::: Task inputs

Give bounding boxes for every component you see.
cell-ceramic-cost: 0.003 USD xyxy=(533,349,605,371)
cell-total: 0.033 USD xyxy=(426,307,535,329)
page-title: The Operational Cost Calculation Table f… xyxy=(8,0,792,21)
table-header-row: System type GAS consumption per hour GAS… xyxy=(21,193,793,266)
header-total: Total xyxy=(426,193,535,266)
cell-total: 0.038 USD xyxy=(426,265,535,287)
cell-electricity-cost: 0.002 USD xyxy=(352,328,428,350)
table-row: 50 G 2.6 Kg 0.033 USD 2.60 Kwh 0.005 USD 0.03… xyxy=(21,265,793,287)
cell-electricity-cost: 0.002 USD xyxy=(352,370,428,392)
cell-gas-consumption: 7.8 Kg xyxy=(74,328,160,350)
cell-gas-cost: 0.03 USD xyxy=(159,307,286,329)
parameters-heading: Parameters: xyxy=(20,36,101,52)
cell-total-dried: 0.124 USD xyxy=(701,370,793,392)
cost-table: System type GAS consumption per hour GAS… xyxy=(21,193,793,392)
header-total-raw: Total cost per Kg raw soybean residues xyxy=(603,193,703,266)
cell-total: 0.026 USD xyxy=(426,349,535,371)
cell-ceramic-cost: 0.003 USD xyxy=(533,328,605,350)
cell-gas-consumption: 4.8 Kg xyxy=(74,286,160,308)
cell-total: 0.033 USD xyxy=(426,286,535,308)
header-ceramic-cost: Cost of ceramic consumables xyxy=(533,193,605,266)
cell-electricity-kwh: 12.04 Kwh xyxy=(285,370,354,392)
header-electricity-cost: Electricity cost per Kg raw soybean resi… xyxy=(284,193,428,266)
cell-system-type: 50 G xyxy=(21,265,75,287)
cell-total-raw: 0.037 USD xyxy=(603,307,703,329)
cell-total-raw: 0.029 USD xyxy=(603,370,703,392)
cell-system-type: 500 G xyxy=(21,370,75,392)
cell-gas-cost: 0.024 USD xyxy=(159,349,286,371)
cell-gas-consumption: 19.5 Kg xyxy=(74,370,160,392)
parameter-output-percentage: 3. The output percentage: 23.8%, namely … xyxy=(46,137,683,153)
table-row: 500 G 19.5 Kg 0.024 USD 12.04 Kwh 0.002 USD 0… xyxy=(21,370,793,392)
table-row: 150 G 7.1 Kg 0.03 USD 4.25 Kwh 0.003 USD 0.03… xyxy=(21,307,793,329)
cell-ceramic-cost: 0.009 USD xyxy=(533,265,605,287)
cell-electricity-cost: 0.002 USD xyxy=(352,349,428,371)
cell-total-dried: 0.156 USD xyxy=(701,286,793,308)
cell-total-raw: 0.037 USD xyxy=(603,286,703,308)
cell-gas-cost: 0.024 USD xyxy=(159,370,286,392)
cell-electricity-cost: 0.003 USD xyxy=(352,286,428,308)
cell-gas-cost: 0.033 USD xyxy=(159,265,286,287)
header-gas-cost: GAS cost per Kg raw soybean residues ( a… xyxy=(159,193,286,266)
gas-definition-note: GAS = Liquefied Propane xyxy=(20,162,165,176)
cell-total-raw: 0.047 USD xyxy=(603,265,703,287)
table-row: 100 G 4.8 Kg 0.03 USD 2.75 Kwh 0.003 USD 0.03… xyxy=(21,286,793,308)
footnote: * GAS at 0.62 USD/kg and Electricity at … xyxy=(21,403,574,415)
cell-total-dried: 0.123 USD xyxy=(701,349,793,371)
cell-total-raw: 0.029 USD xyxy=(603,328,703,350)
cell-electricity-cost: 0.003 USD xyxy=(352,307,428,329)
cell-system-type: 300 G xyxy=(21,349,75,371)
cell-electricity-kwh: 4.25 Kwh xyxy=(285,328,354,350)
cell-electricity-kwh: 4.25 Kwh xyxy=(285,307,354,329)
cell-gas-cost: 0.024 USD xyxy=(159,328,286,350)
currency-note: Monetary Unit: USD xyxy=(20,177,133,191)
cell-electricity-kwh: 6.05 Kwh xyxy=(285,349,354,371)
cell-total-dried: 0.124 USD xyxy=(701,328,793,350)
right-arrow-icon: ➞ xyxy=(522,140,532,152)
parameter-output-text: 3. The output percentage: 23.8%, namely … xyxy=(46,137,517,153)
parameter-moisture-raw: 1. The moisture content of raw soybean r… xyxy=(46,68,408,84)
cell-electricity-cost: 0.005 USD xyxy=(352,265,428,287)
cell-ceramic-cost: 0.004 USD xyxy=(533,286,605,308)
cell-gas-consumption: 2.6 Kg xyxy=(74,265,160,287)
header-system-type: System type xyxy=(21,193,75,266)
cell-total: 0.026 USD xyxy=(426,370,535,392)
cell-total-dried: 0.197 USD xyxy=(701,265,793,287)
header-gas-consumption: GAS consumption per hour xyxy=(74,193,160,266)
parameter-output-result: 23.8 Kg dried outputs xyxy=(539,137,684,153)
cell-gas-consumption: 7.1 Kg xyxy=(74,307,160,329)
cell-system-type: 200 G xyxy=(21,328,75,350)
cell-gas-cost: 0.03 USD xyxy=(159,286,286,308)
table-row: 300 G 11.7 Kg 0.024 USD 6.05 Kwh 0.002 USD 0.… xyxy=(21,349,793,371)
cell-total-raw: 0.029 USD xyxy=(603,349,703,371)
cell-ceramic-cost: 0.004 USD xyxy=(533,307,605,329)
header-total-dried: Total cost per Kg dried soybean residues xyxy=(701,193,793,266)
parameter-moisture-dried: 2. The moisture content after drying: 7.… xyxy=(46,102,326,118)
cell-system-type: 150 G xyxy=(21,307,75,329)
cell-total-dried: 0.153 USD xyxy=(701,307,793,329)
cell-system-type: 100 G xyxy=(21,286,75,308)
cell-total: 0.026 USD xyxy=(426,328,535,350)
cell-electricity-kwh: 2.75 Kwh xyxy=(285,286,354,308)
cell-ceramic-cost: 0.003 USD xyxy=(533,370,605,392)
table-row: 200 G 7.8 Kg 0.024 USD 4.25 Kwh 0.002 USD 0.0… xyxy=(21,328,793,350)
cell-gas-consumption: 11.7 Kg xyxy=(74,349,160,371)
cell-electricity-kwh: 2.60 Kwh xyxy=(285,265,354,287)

::::::

(Exercise):
Quote all the lines above word for word, in their original order.

(Reply to the exercise):
Give bounding boxes for every component you see.
cell-ceramic-cost: 0.003 USD xyxy=(533,349,605,371)
cell-total: 0.033 USD xyxy=(426,307,535,329)
page-title: The Operational Cost Calculation Table f… xyxy=(8,0,792,21)
table-header-row: System type GAS consumption per hour GAS… xyxy=(21,193,793,266)
header-total: Total xyxy=(426,193,535,266)
cell-total: 0.038 USD xyxy=(426,265,535,287)
cell-electricity-cost: 0.002 USD xyxy=(352,328,428,350)
table-row: 50 G 2.6 Kg 0.033 USD 2.60 Kwh 0.005 USD 0.03… xyxy=(21,265,793,287)
cell-electricity-cost: 0.002 USD xyxy=(352,370,428,392)
cell-gas-consumption: 7.8 Kg xyxy=(74,328,160,350)
cell-gas-cost: 0.03 USD xyxy=(159,307,286,329)
parameters-heading: Parameters: xyxy=(20,36,101,52)
cell-total-dried: 0.124 USD xyxy=(701,370,793,392)
cost-table: System type GAS consumption per hour GAS… xyxy=(21,193,793,392)
header-total-raw: Total cost per Kg raw soybean residues xyxy=(603,193,703,266)
cell-total: 0.026 USD xyxy=(426,349,535,371)
cell-ceramic-cost: 0.003 USD xyxy=(533,328,605,350)
cell-gas-consumption: 4.8 Kg xyxy=(74,286,160,308)
cell-total: 0.033 USD xyxy=(426,286,535,308)
header-ceramic-cost: Cost of ceramic consumables xyxy=(533,193,605,266)
cell-electricity-kwh: 12.04 Kwh xyxy=(285,370,354,392)
header-electricity-cost: Electricity cost per Kg raw soybean resi… xyxy=(284,193,428,266)
cell-system-type: 50 G xyxy=(21,265,75,287)
cell-total-raw: 0.037 USD xyxy=(603,307,703,329)
cell-total-raw: 0.029 USD xyxy=(603,370,703,392)
cell-system-type: 500 G xyxy=(21,370,75,392)
cell-gas-cost: 0.024 USD xyxy=(159,349,286,371)
cell-gas-consumption: 19.5 Kg xyxy=(74,370,160,392)
parameter-output-percentage: 3. The output percentage: 23.8%, namely … xyxy=(46,137,683,153)
table-row: 500 G 19.5 Kg 0.024 USD 12.04 Kwh 0.002 USD 0… xyxy=(21,370,793,392)
table-row: 150 G 7.1 Kg 0.03 USD 4.25 Kwh 0.003 USD 0.03… xyxy=(21,307,793,329)
cell-ceramic-cost: 0.009 USD xyxy=(533,265,605,287)
cell-electricity-cost: 0.002 USD xyxy=(352,349,428,371)
cell-total-dried: 0.156 USD xyxy=(701,286,793,308)
cell-total-raw: 0.037 USD xyxy=(603,286,703,308)
cell-gas-cost: 0.024 USD xyxy=(159,370,286,392)
cell-electricity-cost: 0.003 USD xyxy=(352,286,428,308)
cell-gas-cost: 0.033 USD xyxy=(159,265,286,287)
header-gas-cost: GAS cost per Kg raw soybean residues ( a… xyxy=(159,193,286,266)
gas-definition-note: GAS = Liquefied Propane xyxy=(20,162,165,176)
cell-total-raw: 0.047 USD xyxy=(603,265,703,287)
table-row: 100 G 4.8 Kg 0.03 USD 2.75 Kwh 0.003 USD 0.03… xyxy=(21,286,793,308)
footnote: * GAS at 0.62 USD/kg and Electricity at … xyxy=(21,403,574,415)
cell-total-dried: 0.123 USD xyxy=(701,349,793,371)
cell-total-raw: 0.029 USD xyxy=(603,328,703,350)
cell-electricity-cost: 0.003 USD xyxy=(352,307,428,329)
cell-system-type: 300 G xyxy=(21,349,75,371)
cell-electricity-kwh: 4.25 Kwh xyxy=(285,328,354,350)
cell-electricity-kwh: 4.25 Kwh xyxy=(285,307,354,329)
cell-gas-cost: 0.024 USD xyxy=(159,328,286,350)
currency-note: Monetary Unit: USD xyxy=(20,177,133,191)
cell-electricity-kwh: 6.05 Kwh xyxy=(285,349,354,371)
cell-total-dried: 0.124 USD xyxy=(701,328,793,350)
right-arrow-icon: ➞ xyxy=(522,140,532,152)
parameter-output-text: 3. The output percentage: 23.8%, namely … xyxy=(46,137,517,153)
parameter-moisture-raw: 1. The moisture content of raw soybean r… xyxy=(46,68,408,84)
cell-electricity-cost: 0.005 USD xyxy=(352,265,428,287)
cell-ceramic-cost: 0.004 USD xyxy=(533,286,605,308)
cell-gas-consumption: 2.6 Kg xyxy=(74,265,160,287)
header-system-type: System type xyxy=(21,193,75,266)
cell-total: 0.026 USD xyxy=(426,370,535,392)
cell-total-dried: 0.197 USD xyxy=(701,265,793,287)
header-gas-consumption: GAS consumption per hour xyxy=(74,193,160,266)
parameter-output-result: 23.8 Kg dried outputs xyxy=(539,137,684,153)
cell-gas-consumption: 7.1 Kg xyxy=(74,307,160,329)
cell-system-type: 200 G xyxy=(21,328,75,350)
cell-gas-cost: 0.03 USD xyxy=(159,286,286,308)
table-row: 300 G 11.7 Kg 0.024 USD 6.05 Kwh 0.002 USD 0.… xyxy=(21,349,793,371)
cell-total-raw: 0.029 USD xyxy=(603,349,703,371)
cell-ceramic-cost: 0.004 USD xyxy=(533,307,605,329)
header-total-dried: Total cost per Kg dried soybean residues xyxy=(701,193,793,266)
parameter-moisture-dried: 2. The moisture content after drying: 7.… xyxy=(46,102,326,118)
cell-system-type: 150 G xyxy=(21,307,75,329)
cell-total-dried: 0.153 USD xyxy=(701,307,793,329)
cell-system-type: 100 G xyxy=(21,286,75,308)
cell-total: 0.026 USD xyxy=(426,328,535,350)
cell-electricity-kwh: 2.75 Kwh xyxy=(285,286,354,308)
cell-ceramic-cost: 0.003 USD xyxy=(533,370,605,392)
table-row: 200 G 7.8 Kg 0.024 USD 4.25 Kwh 0.002 USD 0.0… xyxy=(21,328,793,350)
cell-gas-consumption: 11.7 Kg xyxy=(74,349,160,371)
cell-electricity-kwh: 2.60 Kwh xyxy=(285,265,354,287)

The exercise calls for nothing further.